-- START PROVIDED MATERIAL --

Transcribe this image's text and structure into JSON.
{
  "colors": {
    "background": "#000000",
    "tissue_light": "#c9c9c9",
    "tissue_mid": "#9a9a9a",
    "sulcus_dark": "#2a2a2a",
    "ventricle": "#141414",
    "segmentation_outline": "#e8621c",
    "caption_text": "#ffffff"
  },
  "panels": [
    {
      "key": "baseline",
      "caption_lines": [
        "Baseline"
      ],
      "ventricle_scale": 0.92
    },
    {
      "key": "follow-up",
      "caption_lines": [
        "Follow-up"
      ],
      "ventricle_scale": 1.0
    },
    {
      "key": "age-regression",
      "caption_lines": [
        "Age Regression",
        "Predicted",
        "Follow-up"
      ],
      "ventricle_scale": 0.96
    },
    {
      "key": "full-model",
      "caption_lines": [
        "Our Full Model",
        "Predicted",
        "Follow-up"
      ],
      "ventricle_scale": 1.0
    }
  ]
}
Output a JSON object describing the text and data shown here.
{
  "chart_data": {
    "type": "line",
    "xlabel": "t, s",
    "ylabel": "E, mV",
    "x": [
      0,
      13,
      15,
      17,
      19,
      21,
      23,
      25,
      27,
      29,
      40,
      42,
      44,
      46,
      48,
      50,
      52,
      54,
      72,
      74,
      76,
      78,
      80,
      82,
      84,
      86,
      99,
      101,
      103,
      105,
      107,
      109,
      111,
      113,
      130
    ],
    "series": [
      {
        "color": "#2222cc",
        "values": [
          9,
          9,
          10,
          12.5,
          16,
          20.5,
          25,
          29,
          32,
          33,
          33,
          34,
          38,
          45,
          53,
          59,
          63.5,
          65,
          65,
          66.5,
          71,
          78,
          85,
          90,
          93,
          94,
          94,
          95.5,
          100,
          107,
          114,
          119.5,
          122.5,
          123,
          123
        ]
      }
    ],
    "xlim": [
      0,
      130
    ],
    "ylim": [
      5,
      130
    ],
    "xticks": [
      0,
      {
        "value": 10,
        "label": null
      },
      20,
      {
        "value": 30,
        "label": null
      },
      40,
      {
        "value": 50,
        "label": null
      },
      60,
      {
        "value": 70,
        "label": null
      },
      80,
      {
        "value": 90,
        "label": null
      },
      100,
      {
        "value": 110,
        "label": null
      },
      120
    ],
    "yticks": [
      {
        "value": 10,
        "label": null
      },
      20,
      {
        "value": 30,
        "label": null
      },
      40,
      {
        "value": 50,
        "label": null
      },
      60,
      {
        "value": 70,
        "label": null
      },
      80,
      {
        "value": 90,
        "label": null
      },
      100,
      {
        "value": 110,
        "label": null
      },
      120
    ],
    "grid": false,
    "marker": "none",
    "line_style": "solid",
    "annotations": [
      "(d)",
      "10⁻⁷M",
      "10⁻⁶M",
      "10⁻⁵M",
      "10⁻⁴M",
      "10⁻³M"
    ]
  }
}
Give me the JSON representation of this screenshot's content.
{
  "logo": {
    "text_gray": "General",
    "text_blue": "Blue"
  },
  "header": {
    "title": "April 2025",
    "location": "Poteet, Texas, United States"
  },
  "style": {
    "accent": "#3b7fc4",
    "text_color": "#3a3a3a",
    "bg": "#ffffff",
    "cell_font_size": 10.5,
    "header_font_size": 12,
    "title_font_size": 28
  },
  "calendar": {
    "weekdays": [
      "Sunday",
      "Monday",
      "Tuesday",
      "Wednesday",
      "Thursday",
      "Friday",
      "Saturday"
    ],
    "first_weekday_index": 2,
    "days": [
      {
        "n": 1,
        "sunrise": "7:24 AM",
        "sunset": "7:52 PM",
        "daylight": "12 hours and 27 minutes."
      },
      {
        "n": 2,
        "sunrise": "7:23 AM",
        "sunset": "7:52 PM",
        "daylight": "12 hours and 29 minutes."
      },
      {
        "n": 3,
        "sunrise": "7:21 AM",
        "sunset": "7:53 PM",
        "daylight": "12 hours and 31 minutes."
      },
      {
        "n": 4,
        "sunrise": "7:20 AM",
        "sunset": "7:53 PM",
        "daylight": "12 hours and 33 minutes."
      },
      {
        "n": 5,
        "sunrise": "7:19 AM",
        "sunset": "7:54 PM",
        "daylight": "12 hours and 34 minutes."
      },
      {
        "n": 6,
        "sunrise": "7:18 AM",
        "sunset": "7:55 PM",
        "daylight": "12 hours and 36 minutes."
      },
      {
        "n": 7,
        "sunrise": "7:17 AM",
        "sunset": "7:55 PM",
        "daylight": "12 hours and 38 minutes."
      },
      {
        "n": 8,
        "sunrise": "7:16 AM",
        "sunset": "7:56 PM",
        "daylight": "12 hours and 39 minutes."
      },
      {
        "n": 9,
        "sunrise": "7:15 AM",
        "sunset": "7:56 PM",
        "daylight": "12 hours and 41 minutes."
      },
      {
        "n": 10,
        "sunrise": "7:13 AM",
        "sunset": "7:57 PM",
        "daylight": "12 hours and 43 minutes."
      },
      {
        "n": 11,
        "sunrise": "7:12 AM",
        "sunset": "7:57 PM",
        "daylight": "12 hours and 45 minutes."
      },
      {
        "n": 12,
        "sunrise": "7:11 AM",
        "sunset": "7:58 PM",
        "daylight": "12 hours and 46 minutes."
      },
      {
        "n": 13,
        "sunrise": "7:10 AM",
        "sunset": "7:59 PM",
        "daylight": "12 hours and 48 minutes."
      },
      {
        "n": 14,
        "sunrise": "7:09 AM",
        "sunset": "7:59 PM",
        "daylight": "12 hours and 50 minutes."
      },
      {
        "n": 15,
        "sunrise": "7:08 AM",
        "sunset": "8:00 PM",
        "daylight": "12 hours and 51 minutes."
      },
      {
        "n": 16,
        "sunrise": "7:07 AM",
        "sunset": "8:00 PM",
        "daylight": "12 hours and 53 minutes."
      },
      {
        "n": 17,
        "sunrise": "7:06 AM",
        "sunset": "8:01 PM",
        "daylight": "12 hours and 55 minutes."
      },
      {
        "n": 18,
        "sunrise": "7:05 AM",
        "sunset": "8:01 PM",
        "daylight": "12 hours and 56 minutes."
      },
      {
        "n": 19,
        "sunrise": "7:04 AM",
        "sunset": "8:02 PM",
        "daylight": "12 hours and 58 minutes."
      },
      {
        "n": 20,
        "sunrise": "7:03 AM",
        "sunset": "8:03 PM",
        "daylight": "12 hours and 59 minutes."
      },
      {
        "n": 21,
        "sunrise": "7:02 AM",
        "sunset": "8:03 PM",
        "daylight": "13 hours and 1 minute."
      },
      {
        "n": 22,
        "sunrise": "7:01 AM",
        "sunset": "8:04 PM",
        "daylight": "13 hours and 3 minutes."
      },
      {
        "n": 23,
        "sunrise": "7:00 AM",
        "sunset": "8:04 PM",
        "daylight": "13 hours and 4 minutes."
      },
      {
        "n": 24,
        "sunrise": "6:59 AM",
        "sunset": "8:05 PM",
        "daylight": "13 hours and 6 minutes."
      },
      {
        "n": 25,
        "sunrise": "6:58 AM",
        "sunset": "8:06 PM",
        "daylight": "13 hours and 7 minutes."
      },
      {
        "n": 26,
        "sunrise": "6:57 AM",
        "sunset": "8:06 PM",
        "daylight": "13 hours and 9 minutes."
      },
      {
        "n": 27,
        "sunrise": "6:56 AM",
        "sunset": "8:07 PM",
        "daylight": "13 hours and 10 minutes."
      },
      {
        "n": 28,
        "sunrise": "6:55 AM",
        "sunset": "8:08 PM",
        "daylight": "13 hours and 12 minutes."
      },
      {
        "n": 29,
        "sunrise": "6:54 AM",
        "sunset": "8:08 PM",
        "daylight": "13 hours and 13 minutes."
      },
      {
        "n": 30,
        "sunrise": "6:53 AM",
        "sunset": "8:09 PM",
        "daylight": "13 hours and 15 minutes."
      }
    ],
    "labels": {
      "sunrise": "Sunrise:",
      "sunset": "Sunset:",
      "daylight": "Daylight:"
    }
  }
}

-- END PROVIDED MATERIAL --

PROBLEM STATEMENT> Pick out all lines containing the string "JSON".

FINAL ANSWER>
Transcribe this image's text and structure into JSON.
Output a JSON object describing the text and data shown here.
Give me the JSON representation of this screenshot's content.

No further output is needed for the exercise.